Stored dataset items:
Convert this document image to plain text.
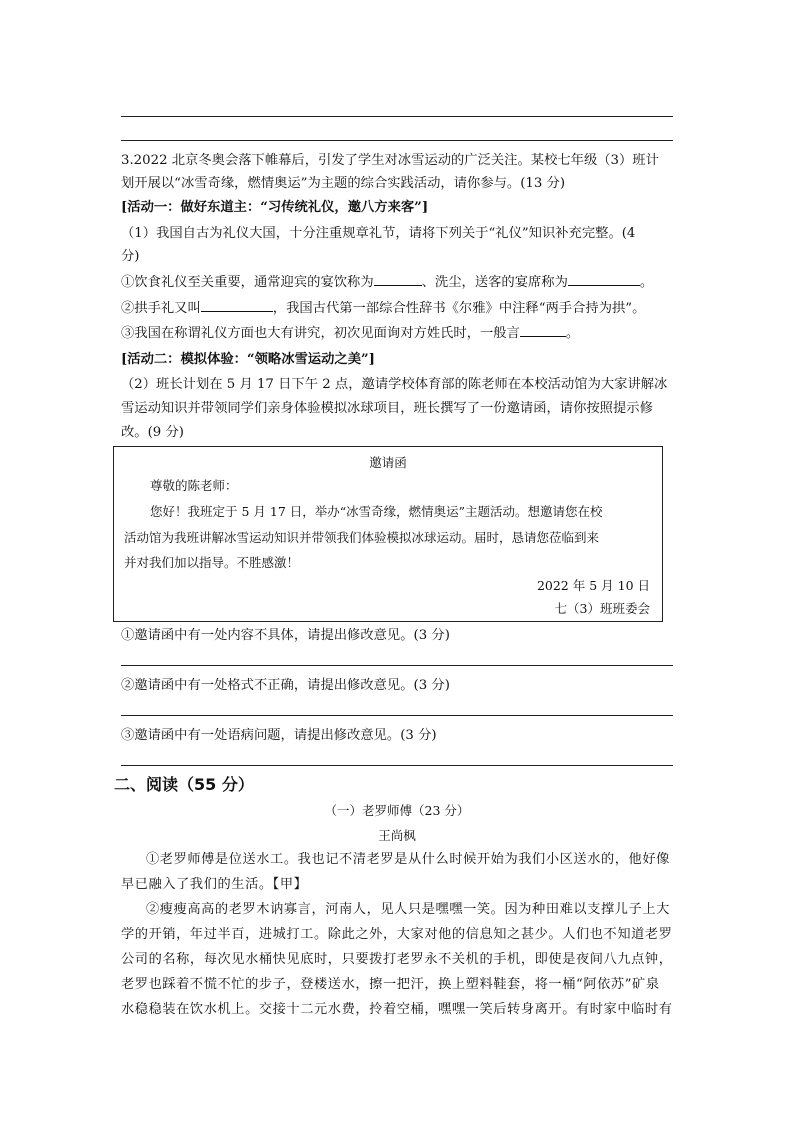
3.2022 北京冬奥会落下帷幕后，引发了学生对冰雪运动的广泛关注。某校七年级（3）班计

划开展以“冰雪奇缘，燃情奥运”为主题的综合实践活动，请你参与。(13 分)

[活动一：做好东道主：“习传统礼仪，邀八方来客”]

（1）我国自古为礼仪大国，十分注重规章礼节，请将下列关于“礼仪”知识补充完整。(4

分)

①饮食礼仪至关重要，通常迎宾的宴饮称为	、洗尘，送客的宴席称为	。

②拱手礼又叫	，我国古代第一部综合性辞书《尔雅》中注释“两手合持为拱”。

③我国在称谓礼仪方面也大有讲究，初次见面询对方姓氏时，一般言	。

[活动二：模拟体验：“领略冰雪运动之美”]

（2）班长计划在 5 月 17 日下午 2 点，邀请学校体育部的陈老师在本校活动馆为大家讲解冰

雪运动知识并带领同学们亲身体验模拟冰球项目，班长撰写了一份邀请函，请你按照提示修

改。(9 分)

邀请函
尊敬的陈老师：
您好！我班定于 5 月 17 日，举办“冰雪奇缘，燃情奥运”主题活动。想邀请您在校
活动馆为我班讲解冰雪运动知识并带领我们体验模拟冰球运动。届时，恳请您莅临到来
并对我们加以指导。不胜感激！
2022 年 5 月 10 日
七（3）班班委会

①邀请函中有一处内容不具体，请提出修改意见。(3 分)

②邀请函中有一处格式不正确，请提出修改意见。(3 分)

③邀请函中有一处语病问题，请提出修改意见。(3 分)

二、阅读（55 分）
（一）老罗师傅（23 分）
王尚枫
①老罗师傅是位送水工。我也记不清老罗是从什么时候开始为我们小区送水的，他好像
早已融入了我们的生活。【甲】
②瘦瘦高高的老罗木讷寡言，河南人，见人只是嘿嘿一笑。因为种田难以支撑儿子上大
学的开销，年过半百，进城打工。除此之外，大家对他的信息知之甚少。人们也不知道老罗
公司的名称，每次见水桶快见底时，只要拨打老罗永不关机的手机，即使是夜间八九点钟，
老罗也踩着不慌不忙的步子，登楼送水，擦一把汗，换上塑料鞋套，将一桶“阿依苏”矿泉
水稳稳装在饮水机上。交接十二元水费，拎着空桶，嘿嘿一笑后转身离开。有时家中临时有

Task requirements: Transcribe the records above exactly, omitting every picture they contain.

Finished task:
Convert this document image to plain text.
3.2022 北京冬奥会落下帷幕后，引发了学生对冰雪运动的广泛关注。某校七年级（3）班计

划开展以“冰雪奇缘，燃情奥运”为主题的综合实践活动，请你参与。(13 分)

[活动一：做好东道主：“习传统礼仪，邀八方来客”]

（1）我国自古为礼仪大国，十分注重规章礼节，请将下列关于“礼仪”知识补充完整。(4

分)

①饮食礼仪至关重要，通常迎宾的宴饮称为	、洗尘，送客的宴席称为	。

②拱手礼又叫	，我国古代第一部综合性辞书《尔雅》中注释“两手合持为拱”。

③我国在称谓礼仪方面也大有讲究，初次见面询对方姓氏时，一般言	。

[活动二：模拟体验：“领略冰雪运动之美”]

（2）班长计划在 5 月 17 日下午 2 点，邀请学校体育部的陈老师在本校活动馆为大家讲解冰

雪运动知识并带领同学们亲身体验模拟冰球项目，班长撰写了一份邀请函，请你按照提示修

改。(9 分)

邀请函
尊敬的陈老师：
您好！我班定于 5 月 17 日，举办“冰雪奇缘，燃情奥运”主题活动。想邀请您在校
活动馆为我班讲解冰雪运动知识并带领我们体验模拟冰球运动。届时，恳请您莅临到来
并对我们加以指导。不胜感激！
2022 年 5 月 10 日
七（3）班班委会

①邀请函中有一处内容不具体，请提出修改意见。(3 分)

②邀请函中有一处格式不正确，请提出修改意见。(3 分)

③邀请函中有一处语病问题，请提出修改意见。(3 分)

二、阅读（55 分）
（一）老罗师傅（23 分）
王尚枫
①老罗师傅是位送水工。我也记不清老罗是从什么时候开始为我们小区送水的，他好像
早已融入了我们的生活。【甲】
②瘦瘦高高的老罗木讷寡言，河南人，见人只是嘿嘿一笑。因为种田难以支撑儿子上大
学的开销，年过半百，进城打工。除此之外，大家对他的信息知之甚少。人们也不知道老罗
公司的名称，每次见水桶快见底时，只要拨打老罗永不关机的手机，即使是夜间八九点钟，
老罗也踩着不慌不忙的步子，登楼送水，擦一把汗，换上塑料鞋套，将一桶“阿依苏”矿泉
水稳稳装在饮水机上。交接十二元水费，拎着空桶，嘿嘿一笑后转身离开。有时家中临时有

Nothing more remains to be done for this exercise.